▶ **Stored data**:
# # # # # # #

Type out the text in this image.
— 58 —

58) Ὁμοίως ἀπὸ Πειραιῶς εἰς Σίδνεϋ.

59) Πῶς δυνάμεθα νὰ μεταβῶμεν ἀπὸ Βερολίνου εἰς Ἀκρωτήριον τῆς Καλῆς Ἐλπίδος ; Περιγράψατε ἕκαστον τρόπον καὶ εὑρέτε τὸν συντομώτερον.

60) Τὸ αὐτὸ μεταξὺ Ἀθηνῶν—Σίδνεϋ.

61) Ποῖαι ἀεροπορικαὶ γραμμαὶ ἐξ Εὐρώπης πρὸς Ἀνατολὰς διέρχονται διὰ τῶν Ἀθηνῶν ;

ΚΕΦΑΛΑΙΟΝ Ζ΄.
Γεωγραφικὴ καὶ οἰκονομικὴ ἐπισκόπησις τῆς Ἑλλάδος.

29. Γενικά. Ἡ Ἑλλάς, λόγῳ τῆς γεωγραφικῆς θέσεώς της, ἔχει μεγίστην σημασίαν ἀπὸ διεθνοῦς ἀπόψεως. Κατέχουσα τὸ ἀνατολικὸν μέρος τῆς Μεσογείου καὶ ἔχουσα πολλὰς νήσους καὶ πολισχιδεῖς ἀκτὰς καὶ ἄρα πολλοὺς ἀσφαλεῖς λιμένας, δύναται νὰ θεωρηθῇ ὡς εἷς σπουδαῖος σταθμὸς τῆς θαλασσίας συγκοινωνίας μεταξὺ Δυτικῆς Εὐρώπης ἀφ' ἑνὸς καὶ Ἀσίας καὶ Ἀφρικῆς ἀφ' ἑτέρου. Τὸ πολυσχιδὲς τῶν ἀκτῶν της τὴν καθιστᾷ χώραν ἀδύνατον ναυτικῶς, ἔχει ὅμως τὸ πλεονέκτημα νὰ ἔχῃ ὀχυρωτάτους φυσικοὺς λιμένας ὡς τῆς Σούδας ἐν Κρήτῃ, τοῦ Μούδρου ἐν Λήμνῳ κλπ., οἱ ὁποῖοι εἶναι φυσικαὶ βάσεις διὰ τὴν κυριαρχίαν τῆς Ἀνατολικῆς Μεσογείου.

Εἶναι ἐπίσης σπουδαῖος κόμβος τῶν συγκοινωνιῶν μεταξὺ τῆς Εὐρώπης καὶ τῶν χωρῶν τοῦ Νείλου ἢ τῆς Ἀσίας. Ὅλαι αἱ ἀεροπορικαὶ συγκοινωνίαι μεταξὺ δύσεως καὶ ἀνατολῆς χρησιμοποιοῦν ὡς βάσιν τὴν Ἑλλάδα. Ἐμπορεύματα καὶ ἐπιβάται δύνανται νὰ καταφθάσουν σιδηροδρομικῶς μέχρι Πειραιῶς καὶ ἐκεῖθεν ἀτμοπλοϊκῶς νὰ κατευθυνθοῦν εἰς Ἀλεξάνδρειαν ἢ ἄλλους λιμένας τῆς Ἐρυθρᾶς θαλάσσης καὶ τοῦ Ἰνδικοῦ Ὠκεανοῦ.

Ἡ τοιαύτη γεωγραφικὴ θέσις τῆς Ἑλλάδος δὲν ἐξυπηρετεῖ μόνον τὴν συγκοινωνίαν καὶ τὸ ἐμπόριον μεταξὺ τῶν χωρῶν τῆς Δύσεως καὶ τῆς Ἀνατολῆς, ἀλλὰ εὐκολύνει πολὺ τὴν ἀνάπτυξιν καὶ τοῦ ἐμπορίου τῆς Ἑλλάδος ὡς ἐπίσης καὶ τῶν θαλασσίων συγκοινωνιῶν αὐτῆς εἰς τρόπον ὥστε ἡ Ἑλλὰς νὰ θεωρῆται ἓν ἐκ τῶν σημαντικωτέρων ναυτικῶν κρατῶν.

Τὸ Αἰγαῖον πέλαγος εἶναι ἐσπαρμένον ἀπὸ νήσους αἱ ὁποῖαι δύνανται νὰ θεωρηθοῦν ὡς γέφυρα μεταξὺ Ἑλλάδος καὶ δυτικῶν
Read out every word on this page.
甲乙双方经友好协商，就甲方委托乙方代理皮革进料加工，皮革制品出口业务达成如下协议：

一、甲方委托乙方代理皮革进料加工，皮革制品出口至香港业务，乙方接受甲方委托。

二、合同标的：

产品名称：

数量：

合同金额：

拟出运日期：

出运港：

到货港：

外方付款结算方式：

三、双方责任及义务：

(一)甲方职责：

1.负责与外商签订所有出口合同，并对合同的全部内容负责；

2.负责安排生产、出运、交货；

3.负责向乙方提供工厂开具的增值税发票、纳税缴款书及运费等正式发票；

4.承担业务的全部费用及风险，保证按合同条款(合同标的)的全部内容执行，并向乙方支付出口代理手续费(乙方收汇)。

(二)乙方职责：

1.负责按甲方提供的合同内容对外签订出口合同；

# # # # # # #

▶ **Brief**: Return all of the data precisely as it appears.

▶ **Response to the exercise**:
Type out the text in this image.
— 58 —

58) Ὁμοίως ἀπὸ Πειραιῶς εἰς Σίδνεϋ.

59) Πῶς δυνάμεθα νὰ μεταβῶμεν ἀπὸ Βερολίνου εἰς Ἀκρωτήριον τῆς Καλῆς Ἐλπίδος ; Περιγράψατε ἕκαστον τρόπον καὶ εὑρέτε τὸν συντομώτερον.

60) Τὸ αὐτὸ μεταξὺ Ἀθηνῶν—Σίδνεϋ.

61) Ποῖαι ἀεροπορικαὶ γραμμαὶ ἐξ Εὐρώπης πρὸς Ἀνατολὰς διέρχονται διὰ τῶν Ἀθηνῶν ;

ΚΕΦΑΛΑΙΟΝ Ζ΄.
Γεωγραφικὴ καὶ οἰκονομικὴ ἐπισκόπησις τῆς Ἑλλάδος.

29. Γενικά. Ἡ Ἑλλάς, λόγῳ τῆς γεωγραφικῆς θέσεώς της, ἔχει μεγίστην σημασίαν ἀπὸ διεθνοῦς ἀπόψεως. Κατέχουσα τὸ ἀνατολικὸν μέρος τῆς Μεσογείου καὶ ἔχουσα πολλὰς νήσους καὶ πολισχιδεῖς ἀκτὰς καὶ ἄρα πολλοὺς ἀσφαλεῖς λιμένας, δύναται νὰ θεωρηθῇ ὡς εἷς σπουδαῖος σταθμὸς τῆς θαλασσίας συγκοινωνίας μεταξὺ Δυτικῆς Εὐρώπης ἀφ' ἑνὸς καὶ Ἀσίας καὶ Ἀφρικῆς ἀφ' ἑτέρου. Τὸ πολυσχιδὲς τῶν ἀκτῶν της τὴν καθιστᾷ χώραν ἀδύνατον ναυτικῶς, ἔχει ὅμως τὸ πλεονέκτημα νὰ ἔχῃ ὀχυρωτάτους φυσικοὺς λιμένας ὡς τῆς Σούδας ἐν Κρήτῃ, τοῦ Μούδρου ἐν Λήμνῳ κλπ., οἱ ὁποῖοι εἶναι φυσικαὶ βάσεις διὰ τὴν κυριαρχίαν τῆς Ἀνατολικῆς Μεσογείου.

Εἶναι ἐπίσης σπουδαῖος κόμβος τῶν συγκοινωνιῶν μεταξὺ τῆς Εὐρώπης καὶ τῶν χωρῶν τοῦ Νείλου ἢ τῆς Ἀσίας. Ὅλαι αἱ ἀεροπορικαὶ συγκοινωνίαι μεταξὺ δύσεως καὶ ἀνατολῆς χρησιμοποιοῦν ὡς βάσιν τὴν Ἑλλάδα. Ἐμπορεύματα καὶ ἐπιβάται δύνανται νὰ καταφθάσουν σιδηροδρομικῶς μέχρι Πειραιῶς καὶ ἐκεῖθεν ἀτμοπλοϊκῶς νὰ κατευθυνθοῦν εἰς Ἀλεξάνδρειαν ἢ ἄλλους λιμένας τῆς Ἐρυθρᾶς θαλάσσης καὶ τοῦ Ἰνδικοῦ Ὠκεανοῦ.

Ἡ τοιαύτη γεωγραφικὴ θέσις τῆς Ἑλλάδος δὲν ἐξυπηρετεῖ μόνον τὴν συγκοινωνίαν καὶ τὸ ἐμπόριον μεταξὺ τῶν χωρῶν τῆς Δύσεως καὶ τῆς Ἀνατολῆς, ἀλλὰ εὐκολύνει πολὺ τὴν ἀνάπτυξιν καὶ τοῦ ἐμπορίου τῆς Ἑλλάδος ὡς ἐπίσης καὶ τῶν θαλασσίων συγκοινωνιῶν αὐτῆς εἰς τρόπον ὥστε ἡ Ἑλλὰς νὰ θεωρῆται ἓν ἐκ τῶν σημαντικωτέρων ναυτικῶν κρατῶν.

Τὸ Αἰγαῖον πέλαγος εἶναι ἐσπαρμένον ἀπὸ νήσους αἱ ὁποῖαι δύνανται νὰ θεωρηθοῦν ὡς γέφυρα μεταξὺ Ἑλλάδος καὶ δυτικῶν
Read out every word on this page.
甲乙双方经友好协商，就甲方委托乙方代理皮革进料加工，皮革制品出口业务达成如下协议：

一、甲方委托乙方代理皮革进料加工，皮革制品出口至香港业务，乙方接受甲方委托。

二、合同标的：

产品名称：

数量：

合同金额：

拟出运日期：

出运港：

到货港：

外方付款结算方式：

三、双方责任及义务：

(一)甲方职责：

1.负责与外商签订所有出口合同，并对合同的全部内容负责；

2.负责安排生产、出运、交货；

3.负责向乙方提供工厂开具的增值税发票、纳税缴款书及运费等正式发票；

4.承担业务的全部费用及风险，保证按合同条款(合同标的)的全部内容执行，并向乙方支付出口代理手续费(乙方收汇)。

(二)乙方职责：

1.负责按甲方提供的合同内容对外签订出口合同；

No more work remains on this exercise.